Your goal: Return every entry exactly.

Stored data:
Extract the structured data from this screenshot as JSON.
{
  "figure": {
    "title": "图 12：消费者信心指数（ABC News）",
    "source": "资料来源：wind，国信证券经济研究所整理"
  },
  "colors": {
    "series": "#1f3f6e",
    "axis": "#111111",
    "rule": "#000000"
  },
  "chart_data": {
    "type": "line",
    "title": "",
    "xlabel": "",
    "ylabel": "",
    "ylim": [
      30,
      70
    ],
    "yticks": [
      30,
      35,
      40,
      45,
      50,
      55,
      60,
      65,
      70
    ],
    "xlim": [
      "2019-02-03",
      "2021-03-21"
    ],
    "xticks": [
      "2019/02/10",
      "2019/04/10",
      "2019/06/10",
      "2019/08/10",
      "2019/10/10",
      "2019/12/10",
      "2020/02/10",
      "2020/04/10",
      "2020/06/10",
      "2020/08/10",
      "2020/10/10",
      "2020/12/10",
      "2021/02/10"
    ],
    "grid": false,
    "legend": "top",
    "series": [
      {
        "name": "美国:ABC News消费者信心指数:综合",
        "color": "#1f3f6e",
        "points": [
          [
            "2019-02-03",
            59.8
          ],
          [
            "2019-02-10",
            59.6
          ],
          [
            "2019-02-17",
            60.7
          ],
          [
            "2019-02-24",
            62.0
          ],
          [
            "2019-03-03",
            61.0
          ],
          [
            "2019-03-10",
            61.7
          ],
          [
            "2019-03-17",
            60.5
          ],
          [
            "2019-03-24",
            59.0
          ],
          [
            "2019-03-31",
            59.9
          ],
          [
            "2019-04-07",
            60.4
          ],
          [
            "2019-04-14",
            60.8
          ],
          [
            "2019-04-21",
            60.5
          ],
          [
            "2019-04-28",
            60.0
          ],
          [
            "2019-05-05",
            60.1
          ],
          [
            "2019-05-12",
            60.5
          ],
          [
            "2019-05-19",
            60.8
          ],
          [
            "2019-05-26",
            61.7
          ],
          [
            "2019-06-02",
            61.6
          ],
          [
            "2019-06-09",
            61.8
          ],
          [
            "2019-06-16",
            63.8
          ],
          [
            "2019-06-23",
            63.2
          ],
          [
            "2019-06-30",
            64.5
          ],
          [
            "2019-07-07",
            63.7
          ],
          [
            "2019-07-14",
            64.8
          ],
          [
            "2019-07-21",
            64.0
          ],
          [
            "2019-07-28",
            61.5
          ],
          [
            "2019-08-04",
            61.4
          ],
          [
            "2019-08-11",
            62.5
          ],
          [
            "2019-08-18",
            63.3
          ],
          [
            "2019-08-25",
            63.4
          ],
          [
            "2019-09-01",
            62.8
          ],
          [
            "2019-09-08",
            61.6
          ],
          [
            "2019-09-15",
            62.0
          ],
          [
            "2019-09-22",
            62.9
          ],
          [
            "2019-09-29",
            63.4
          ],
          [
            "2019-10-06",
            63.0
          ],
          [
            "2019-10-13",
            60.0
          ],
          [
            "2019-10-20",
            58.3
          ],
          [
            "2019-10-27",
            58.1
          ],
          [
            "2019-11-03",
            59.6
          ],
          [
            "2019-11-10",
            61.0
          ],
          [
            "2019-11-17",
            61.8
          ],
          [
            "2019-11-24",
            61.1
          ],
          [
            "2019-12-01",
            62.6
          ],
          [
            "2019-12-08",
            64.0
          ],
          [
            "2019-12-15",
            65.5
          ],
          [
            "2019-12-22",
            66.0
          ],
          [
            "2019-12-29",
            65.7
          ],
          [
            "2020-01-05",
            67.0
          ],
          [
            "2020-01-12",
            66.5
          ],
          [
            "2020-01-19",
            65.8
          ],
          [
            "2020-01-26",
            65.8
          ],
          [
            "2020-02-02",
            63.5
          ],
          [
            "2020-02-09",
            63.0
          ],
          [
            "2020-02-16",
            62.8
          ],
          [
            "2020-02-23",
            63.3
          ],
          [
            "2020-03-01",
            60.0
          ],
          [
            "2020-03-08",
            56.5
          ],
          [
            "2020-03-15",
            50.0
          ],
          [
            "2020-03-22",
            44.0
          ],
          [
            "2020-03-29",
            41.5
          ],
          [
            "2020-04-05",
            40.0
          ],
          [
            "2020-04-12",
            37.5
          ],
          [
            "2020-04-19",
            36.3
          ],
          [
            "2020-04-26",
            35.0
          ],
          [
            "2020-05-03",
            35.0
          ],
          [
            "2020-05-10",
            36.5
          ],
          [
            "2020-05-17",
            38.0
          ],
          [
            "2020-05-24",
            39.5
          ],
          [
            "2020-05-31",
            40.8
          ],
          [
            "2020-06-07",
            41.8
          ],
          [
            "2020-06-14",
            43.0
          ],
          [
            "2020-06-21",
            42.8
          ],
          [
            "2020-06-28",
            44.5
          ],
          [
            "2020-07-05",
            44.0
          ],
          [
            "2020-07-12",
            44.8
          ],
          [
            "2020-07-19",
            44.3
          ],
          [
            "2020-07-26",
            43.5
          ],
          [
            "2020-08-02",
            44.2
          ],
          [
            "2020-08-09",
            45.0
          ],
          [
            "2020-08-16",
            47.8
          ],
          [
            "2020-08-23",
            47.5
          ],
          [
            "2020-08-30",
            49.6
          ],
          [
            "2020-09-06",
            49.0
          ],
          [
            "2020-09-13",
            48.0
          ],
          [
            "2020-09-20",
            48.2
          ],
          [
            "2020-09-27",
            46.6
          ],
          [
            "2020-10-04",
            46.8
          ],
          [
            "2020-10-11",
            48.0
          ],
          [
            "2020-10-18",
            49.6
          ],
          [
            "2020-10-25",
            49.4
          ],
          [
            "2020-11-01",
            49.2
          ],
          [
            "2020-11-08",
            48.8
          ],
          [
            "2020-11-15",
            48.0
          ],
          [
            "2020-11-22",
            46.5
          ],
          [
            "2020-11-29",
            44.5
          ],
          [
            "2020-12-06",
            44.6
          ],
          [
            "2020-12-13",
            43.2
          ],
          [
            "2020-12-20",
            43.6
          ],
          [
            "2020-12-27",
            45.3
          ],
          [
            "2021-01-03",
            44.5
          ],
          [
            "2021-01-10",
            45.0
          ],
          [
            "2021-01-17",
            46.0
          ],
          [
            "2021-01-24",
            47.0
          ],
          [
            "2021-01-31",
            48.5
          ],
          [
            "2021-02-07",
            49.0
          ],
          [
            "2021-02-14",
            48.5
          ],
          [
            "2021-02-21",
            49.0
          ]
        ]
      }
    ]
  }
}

Answer to the problem:
Extract the structured data from this screenshot as JSON.
{
  "figure": {
    "title": "图 12：消费者信心指数（ABC News）",
    "source": "资料来源：wind，国信证券经济研究所整理"
  },
  "colors": {
    "series": "#1f3f6e",
    "axis": "#111111",
    "rule": "#000000"
  },
  "chart_data": {
    "type": "line",
    "title": "",
    "xlabel": "",
    "ylabel": "",
    "ylim": [
      30,
      70
    ],
    "yticks": [
      30,
      35,
      40,
      45,
      50,
      55,
      60,
      65,
      70
    ],
    "xlim": [
      "2019-02-03",
      "2021-03-21"
    ],
    "xticks": [
      "2019/02/10",
      "2019/04/10",
      "2019/06/10",
      "2019/08/10",
      "2019/10/10",
      "2019/12/10",
      "2020/02/10",
      "2020/04/10",
      "2020/06/10",
      "2020/08/10",
      "2020/10/10",
      "2020/12/10",
      "2021/02/10"
    ],
    "grid": false,
    "legend": "top",
    "series": [
      {
        "name": "美国:ABC News消费者信心指数:综合",
        "color": "#1f3f6e",
        "points": [
          [
            "2019-02-03",
            59.8
          ],
          [
            "2019-02-10",
            59.6
          ],
          [
            "2019-02-17",
            60.7
          ],
          [
            "2019-02-24",
            62.0
          ],
          [
            "2019-03-03",
            61.0
          ],
          [
            "2019-03-10",
            61.7
          ],
          [
            "2019-03-17",
            60.5
          ],
          [
            "2019-03-24",
            59.0
          ],
          [
            "2019-03-31",
            59.9
          ],
          [
            "2019-04-07",
            60.4
          ],
          [
            "2019-04-14",
            60.8
          ],
          [
            "2019-04-21",
            60.5
          ],
          [
            "2019-04-28",
            60.0
          ],
          [
            "2019-05-05",
            60.1
          ],
          [
            "2019-05-12",
            60.5
          ],
          [
            "2019-05-19",
            60.8
          ],
          [
            "2019-05-26",
            61.7
          ],
          [
            "2019-06-02",
            61.6
          ],
          [
            "2019-06-09",
            61.8
          ],
          [
            "2019-06-16",
            63.8
          ],
          [
            "2019-06-23",
            63.2
          ],
          [
            "2019-06-30",
            64.5
          ],
          [
            "2019-07-07",
            63.7
          ],
          [
            "2019-07-14",
            64.8
          ],
          [
            "2019-07-21",
            64.0
          ],
          [
            "2019-07-28",
            61.5
          ],
          [
            "2019-08-04",
            61.4
          ],
          [
            "2019-08-11",
            62.5
          ],
          [
            "2019-08-18",
            63.3
          ],
          [
            "2019-08-25",
            63.4
          ],
          [
            "2019-09-01",
            62.8
          ],
          [
            "2019-09-08",
            61.6
          ],
          [
            "2019-09-15",
            62.0
          ],
          [
            "2019-09-22",
            62.9
          ],
          [
            "2019-09-29",
            63.4
          ],
          [
            "2019-10-06",
            63.0
          ],
          [
            "2019-10-13",
            60.0
          ],
          [
            "2019-10-20",
            58.3
          ],
          [
            "2019-10-27",
            58.1
          ],
          [
            "2019-11-03",
            59.6
          ],
          [
            "2019-11-10",
            61.0
          ],
          [
            "2019-11-17",
            61.8
          ],
          [
            "2019-11-24",
            61.1
          ],
          [
            "2019-12-01",
            62.6
          ],
          [
            "2019-12-08",
            64.0
          ],
          [
            "2019-12-15",
            65.5
          ],
          [
            "2019-12-22",
            66.0
          ],
          [
            "2019-12-29",
            65.7
          ],
          [
            "2020-01-05",
            67.0
          ],
          [
            "2020-01-12",
            66.5
          ],
          [
            "2020-01-19",
            65.8
          ],
          [
            "2020-01-26",
            65.8
          ],
          [
            "2020-02-02",
            63.5
          ],
          [
            "2020-02-09",
            63.0
          ],
          [
            "2020-02-16",
            62.8
          ],
          [
            "2020-02-23",
            63.3
          ],
          [
            "2020-03-01",
            60.0
          ],
          [
            "2020-03-08",
            56.5
          ],
          [
            "2020-03-15",
            50.0
          ],
          [
            "2020-03-22",
            44.0
          ],
          [
            "2020-03-29",
            41.5
          ],
          [
            "2020-04-05",
            40.0
          ],
          [
            "2020-04-12",
            37.5
          ],
          [
            "2020-04-19",
            36.3
          ],
          [
            "2020-04-26",
            35.0
          ],
          [
            "2020-05-03",
            35.0
          ],
          [
            "2020-05-10",
            36.5
          ],
          [
            "2020-05-17",
            38.0
          ],
          [
            "2020-05-24",
            39.5
          ],
          [
            "2020-05-31",
            40.8
          ],
          [
            "2020-06-07",
            41.8
          ],
          [
            "2020-06-14",
            43.0
          ],
          [
            "2020-06-21",
            42.8
          ],
          [
            "2020-06-28",
            44.5
          ],
          [
            "2020-07-05",
            44.0
          ],
          [
            "2020-07-12",
            44.8
          ],
          [
            "2020-07-19",
            44.3
          ],
          [
            "2020-07-26",
            43.5
          ],
          [
            "2020-08-02",
            44.2
          ],
          [
            "2020-08-09",
            45.0
          ],
          [
            "2020-08-16",
            47.8
          ],
          [
            "2020-08-23",
            47.5
          ],
          [
            "2020-08-30",
            49.6
          ],
          [
            "2020-09-06",
            49.0
          ],
          [
            "2020-09-13",
            48.0
          ],
          [
            "2020-09-20",
            48.2
          ],
          [
            "2020-09-27",
            46.6
          ],
          [
            "2020-10-04",
            46.8
          ],
          [
            "2020-10-11",
            48.0
          ],
          [
            "2020-10-18",
            49.6
          ],
          [
            "2020-10-25",
            49.4
          ],
          [
            "2020-11-01",
            49.2
          ],
          [
            "2020-11-08",
            48.8
          ],
          [
            "2020-11-15",
            48.0
          ],
          [
            "2020-11-22",
            46.5
          ],
          [
            "2020-11-29",
            44.5
          ],
          [
            "2020-12-06",
            44.6
          ],
          [
            "2020-12-13",
            43.2
          ],
          [
            "2020-12-20",
            43.6
          ],
          [
            "2020-12-27",
            45.3
          ],
          [
            "2021-01-03",
            44.5
          ],
          [
            "2021-01-10",
            45.0
          ],
          [
            "2021-01-17",
            46.0
          ],
          [
            "2021-01-24",
            47.0
          ],
          [
            "2021-01-31",
            48.5
          ],
          [
            "2021-02-07",
            49.0
          ],
          [
            "2021-02-14",
            48.5
          ],
          [
            "2021-02-21",
            49.0
          ]
        ]
      }
    ]
  }
}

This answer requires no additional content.